WORK TO BE COMPLETED
An exact copy of every record is needed.

EXTRACTED INFORMATION

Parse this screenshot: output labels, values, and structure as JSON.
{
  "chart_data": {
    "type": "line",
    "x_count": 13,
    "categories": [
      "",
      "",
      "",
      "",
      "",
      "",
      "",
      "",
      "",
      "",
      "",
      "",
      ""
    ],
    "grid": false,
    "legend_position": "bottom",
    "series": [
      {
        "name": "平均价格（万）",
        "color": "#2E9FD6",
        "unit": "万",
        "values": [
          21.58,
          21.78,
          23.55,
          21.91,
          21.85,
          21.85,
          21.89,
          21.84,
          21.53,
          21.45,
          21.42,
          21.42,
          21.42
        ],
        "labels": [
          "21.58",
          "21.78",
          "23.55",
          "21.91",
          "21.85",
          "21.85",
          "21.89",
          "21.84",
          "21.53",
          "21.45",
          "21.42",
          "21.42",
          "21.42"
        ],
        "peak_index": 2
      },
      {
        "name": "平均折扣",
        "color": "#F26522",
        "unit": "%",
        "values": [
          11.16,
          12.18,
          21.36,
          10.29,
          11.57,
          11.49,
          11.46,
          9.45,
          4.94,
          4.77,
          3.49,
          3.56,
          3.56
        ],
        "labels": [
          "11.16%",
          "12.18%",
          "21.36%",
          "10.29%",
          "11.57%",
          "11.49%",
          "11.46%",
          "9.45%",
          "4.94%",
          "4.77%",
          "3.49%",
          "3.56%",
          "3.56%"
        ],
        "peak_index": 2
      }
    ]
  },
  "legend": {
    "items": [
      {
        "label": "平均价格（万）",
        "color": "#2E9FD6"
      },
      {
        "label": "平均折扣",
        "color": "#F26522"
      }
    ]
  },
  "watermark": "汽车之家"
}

SOLUTION TO THIS EXERCISE
Parse this screenshot: output labels, values, and structure as JSON.
{
  "chart_data": {
    "type": "line",
    "x_count": 13,
    "categories": [
      "",
      "",
      "",
      "",
      "",
      "",
      "",
      "",
      "",
      "",
      "",
      "",
      ""
    ],
    "grid": false,
    "legend_position": "bottom",
    "series": [
      {
        "name": "平均价格（万）",
        "color": "#2E9FD6",
        "unit": "万",
        "values": [
          21.58,
          21.78,
          23.55,
          21.91,
          21.85,
          21.85,
          21.89,
          21.84,
          21.53,
          21.45,
          21.42,
          21.42,
          21.42
        ],
        "labels": [
          "21.58",
          "21.78",
          "23.55",
          "21.91",
          "21.85",
          "21.85",
          "21.89",
          "21.84",
          "21.53",
          "21.45",
          "21.42",
          "21.42",
          "21.42"
        ],
        "peak_index": 2
      },
      {
        "name": "平均折扣",
        "color": "#F26522",
        "unit": "%",
        "values": [
          11.16,
          12.18,
          21.36,
          10.29,
          11.57,
          11.49,
          11.46,
          9.45,
          4.94,
          4.77,
          3.49,
          3.56,
          3.56
        ],
        "labels": [
          "11.16%",
          "12.18%",
          "21.36%",
          "10.29%",
          "11.57%",
          "11.49%",
          "11.46%",
          "9.45%",
          "4.94%",
          "4.77%",
          "3.49%",
          "3.56%",
          "3.56%"
        ],
        "peak_index": 2
      }
    ]
  },
  "legend": {
    "items": [
      {
        "label": "平均价格（万）",
        "color": "#2E9FD6"
      },
      {
        "label": "平均折扣",
        "color": "#F26522"
      }
    ]
  },
  "watermark": "汽车之家"
}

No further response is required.